Goal.
Spot every line with the word "соёл" and return it.
• • • • •
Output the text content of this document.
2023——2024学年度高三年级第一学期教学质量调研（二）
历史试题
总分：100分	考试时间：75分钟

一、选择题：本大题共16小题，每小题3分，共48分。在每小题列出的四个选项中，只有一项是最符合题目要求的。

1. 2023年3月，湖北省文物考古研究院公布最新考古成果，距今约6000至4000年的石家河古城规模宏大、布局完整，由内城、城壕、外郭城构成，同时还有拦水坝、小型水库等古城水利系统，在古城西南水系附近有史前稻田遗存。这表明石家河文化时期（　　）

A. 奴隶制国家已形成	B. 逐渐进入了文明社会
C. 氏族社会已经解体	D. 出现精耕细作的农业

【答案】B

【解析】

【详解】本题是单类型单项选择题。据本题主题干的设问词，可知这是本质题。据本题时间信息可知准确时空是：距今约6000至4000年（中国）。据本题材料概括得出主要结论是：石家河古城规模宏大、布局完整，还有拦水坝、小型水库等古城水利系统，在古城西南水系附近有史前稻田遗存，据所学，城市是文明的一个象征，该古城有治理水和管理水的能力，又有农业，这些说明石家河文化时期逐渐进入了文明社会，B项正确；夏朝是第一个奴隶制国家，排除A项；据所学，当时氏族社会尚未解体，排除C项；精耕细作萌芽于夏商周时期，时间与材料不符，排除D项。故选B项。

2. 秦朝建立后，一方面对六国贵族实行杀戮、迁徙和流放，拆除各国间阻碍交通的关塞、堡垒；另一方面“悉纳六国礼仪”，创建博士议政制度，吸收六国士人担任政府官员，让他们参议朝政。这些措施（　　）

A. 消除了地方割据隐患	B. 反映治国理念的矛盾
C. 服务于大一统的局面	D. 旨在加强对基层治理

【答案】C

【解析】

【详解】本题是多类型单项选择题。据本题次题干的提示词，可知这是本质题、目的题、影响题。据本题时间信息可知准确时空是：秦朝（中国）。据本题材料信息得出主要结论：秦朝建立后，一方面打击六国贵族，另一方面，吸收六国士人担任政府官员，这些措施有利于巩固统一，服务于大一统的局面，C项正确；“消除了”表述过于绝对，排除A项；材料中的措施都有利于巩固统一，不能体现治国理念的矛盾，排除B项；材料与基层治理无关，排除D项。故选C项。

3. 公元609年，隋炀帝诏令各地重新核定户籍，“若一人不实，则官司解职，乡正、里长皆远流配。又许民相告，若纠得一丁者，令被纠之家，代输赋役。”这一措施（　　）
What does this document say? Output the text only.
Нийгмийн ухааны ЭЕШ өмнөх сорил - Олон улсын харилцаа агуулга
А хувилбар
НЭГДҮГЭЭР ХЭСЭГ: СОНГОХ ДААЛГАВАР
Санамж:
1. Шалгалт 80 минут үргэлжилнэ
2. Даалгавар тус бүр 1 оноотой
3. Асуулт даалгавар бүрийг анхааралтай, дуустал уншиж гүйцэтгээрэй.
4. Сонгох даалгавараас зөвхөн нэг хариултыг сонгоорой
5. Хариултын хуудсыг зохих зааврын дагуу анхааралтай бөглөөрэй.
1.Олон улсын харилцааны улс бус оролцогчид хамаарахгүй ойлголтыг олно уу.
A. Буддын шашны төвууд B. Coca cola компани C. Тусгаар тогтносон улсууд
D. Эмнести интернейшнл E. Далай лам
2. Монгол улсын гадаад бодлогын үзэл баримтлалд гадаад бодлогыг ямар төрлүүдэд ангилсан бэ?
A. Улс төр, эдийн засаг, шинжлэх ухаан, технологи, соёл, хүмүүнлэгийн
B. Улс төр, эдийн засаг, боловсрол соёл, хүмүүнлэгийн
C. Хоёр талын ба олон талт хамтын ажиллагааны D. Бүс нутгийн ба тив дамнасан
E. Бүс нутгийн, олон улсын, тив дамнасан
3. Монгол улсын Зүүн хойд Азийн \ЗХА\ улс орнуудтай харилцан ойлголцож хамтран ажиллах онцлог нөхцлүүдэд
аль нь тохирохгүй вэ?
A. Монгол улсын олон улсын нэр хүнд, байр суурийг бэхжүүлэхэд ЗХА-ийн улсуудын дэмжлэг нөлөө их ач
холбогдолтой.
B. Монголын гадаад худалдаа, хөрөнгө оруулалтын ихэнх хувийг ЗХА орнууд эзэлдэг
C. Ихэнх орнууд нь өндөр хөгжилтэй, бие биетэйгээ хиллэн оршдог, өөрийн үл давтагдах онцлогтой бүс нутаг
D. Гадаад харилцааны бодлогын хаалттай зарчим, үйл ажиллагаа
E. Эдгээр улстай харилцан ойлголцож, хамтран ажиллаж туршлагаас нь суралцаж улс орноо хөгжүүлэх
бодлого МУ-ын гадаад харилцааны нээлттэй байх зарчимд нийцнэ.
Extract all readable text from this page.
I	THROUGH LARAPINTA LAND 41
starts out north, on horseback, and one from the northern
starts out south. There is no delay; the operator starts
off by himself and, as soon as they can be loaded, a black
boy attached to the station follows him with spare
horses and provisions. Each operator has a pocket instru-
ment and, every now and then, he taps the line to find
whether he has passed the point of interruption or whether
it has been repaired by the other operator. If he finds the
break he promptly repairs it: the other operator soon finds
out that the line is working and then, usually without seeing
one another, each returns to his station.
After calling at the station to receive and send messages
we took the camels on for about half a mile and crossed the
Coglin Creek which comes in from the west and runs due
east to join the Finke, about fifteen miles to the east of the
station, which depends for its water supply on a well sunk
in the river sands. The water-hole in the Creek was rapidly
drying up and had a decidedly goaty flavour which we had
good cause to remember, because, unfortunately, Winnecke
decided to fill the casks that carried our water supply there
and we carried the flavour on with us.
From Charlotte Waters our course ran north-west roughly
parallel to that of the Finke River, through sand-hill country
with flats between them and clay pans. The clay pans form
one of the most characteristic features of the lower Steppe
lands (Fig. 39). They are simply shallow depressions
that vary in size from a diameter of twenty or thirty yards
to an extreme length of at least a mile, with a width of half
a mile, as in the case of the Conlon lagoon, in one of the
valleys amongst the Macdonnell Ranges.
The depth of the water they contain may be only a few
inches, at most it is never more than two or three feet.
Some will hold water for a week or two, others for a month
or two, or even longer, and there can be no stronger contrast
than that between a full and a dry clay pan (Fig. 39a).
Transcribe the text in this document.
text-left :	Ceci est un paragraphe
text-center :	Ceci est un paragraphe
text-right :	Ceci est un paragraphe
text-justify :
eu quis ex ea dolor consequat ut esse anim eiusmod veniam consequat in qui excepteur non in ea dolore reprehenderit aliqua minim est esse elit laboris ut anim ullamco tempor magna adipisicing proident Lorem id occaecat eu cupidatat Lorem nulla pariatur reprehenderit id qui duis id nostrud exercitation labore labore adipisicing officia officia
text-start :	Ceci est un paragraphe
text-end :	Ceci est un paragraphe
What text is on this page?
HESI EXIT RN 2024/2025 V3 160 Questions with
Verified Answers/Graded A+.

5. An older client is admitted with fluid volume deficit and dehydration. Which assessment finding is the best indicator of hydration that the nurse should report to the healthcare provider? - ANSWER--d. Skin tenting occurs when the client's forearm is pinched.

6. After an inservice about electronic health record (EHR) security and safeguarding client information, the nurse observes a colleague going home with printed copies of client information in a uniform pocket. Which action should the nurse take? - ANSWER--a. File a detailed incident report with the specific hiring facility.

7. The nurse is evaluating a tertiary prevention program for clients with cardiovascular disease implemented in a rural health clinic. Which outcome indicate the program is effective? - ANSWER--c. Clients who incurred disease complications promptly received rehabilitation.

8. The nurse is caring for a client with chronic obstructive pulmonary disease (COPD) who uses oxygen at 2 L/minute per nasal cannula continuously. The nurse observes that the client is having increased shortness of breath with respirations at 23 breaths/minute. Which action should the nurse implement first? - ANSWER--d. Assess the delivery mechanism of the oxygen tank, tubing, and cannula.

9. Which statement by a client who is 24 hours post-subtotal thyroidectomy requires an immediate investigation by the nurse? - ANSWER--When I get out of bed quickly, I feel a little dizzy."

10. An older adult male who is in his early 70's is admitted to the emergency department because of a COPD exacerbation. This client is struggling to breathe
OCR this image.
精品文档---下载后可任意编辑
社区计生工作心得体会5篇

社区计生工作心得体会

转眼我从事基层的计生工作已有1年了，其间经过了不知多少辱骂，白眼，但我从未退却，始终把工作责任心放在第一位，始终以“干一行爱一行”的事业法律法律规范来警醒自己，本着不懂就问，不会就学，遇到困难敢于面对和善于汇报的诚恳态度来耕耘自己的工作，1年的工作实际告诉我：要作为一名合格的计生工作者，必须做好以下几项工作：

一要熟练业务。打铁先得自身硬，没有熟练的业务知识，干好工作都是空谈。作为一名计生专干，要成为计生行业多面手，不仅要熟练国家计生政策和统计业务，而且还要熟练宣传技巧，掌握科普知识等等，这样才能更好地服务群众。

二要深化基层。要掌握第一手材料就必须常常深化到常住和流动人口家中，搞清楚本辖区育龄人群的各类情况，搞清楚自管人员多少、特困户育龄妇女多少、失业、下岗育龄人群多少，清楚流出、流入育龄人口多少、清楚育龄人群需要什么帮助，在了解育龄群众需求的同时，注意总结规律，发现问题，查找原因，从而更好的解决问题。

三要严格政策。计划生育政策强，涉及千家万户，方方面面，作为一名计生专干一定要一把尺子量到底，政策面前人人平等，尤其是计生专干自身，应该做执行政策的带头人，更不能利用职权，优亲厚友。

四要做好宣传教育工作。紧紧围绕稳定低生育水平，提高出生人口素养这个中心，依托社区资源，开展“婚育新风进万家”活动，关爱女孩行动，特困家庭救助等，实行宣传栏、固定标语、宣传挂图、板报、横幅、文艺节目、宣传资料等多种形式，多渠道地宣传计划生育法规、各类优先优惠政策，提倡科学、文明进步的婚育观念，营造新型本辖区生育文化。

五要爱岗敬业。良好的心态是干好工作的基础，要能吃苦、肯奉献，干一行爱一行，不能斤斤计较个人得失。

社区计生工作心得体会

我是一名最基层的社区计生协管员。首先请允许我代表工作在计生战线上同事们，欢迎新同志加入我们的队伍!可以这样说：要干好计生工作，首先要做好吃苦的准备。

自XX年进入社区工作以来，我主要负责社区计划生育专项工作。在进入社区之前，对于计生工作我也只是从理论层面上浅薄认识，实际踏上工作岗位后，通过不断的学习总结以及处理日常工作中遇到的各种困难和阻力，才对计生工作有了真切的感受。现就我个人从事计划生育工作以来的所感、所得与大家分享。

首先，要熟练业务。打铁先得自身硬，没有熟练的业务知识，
• • • • •
Task solution.
A. Улс төр, эдийн засаг, шинжлэх ухаан, технологи, соёл, хүмүүнлэгийн
B. Улс төр, эдийн засаг, боловсрол соёл, хүмүүнлэгийн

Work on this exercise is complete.